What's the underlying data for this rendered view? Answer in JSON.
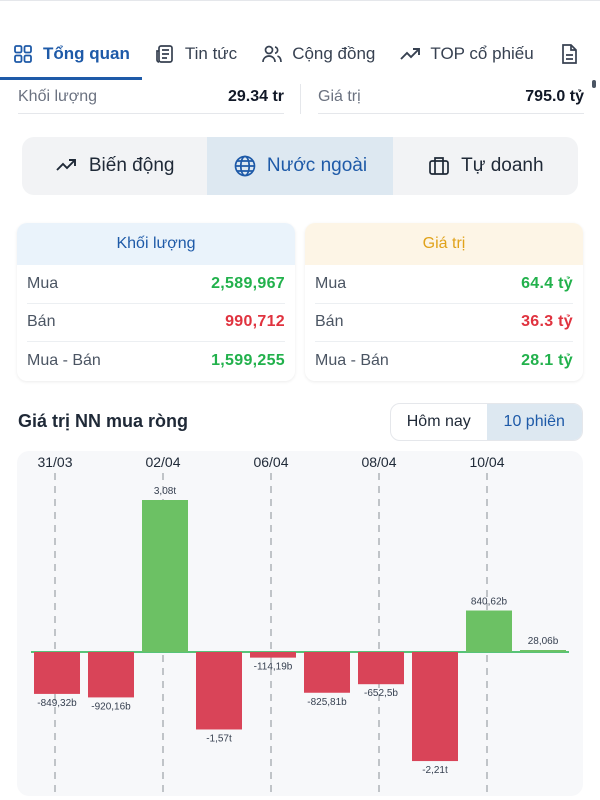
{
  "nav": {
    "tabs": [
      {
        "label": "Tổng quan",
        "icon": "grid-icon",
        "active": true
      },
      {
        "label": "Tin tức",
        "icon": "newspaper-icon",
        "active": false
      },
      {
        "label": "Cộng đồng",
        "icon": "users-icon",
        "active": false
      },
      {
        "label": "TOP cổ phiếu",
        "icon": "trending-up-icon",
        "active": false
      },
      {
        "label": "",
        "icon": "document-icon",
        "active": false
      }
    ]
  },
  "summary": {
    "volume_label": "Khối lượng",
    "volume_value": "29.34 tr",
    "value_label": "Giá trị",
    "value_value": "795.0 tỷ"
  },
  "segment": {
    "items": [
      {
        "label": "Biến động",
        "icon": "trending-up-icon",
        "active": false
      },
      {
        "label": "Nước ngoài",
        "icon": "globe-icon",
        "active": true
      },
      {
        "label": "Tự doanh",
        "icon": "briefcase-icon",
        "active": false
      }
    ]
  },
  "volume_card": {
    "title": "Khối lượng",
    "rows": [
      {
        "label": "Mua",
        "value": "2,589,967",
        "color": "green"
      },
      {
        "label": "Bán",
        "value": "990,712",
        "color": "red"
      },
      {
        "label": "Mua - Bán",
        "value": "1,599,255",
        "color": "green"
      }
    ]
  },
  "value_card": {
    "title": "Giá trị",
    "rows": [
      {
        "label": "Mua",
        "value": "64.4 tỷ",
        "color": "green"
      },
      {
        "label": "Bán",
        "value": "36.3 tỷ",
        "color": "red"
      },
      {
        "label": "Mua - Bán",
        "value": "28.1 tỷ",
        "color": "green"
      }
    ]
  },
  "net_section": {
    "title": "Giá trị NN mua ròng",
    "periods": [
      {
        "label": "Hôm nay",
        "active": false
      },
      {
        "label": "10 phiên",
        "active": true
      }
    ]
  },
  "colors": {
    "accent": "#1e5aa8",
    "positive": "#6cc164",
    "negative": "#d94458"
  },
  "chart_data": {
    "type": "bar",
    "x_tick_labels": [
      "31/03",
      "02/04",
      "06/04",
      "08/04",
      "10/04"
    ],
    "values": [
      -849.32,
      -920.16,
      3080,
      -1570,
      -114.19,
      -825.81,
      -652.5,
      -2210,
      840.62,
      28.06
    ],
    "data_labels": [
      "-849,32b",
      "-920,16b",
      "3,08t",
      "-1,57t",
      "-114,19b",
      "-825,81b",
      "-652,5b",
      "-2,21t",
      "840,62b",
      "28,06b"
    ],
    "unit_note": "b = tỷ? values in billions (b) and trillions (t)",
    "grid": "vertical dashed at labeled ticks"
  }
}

* * *

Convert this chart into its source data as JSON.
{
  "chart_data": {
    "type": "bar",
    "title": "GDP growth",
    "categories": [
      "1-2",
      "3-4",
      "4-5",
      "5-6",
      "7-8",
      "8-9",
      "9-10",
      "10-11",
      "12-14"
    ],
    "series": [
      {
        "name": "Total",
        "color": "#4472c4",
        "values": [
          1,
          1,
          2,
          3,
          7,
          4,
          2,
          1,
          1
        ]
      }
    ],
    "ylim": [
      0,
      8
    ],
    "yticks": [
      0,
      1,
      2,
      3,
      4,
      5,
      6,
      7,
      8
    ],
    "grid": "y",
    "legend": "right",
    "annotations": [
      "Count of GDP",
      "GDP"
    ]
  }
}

[Problem statement]
Across the material above, how many lines include the string "Khối"? Only the number is wanted.

[Answer to this exercise]
2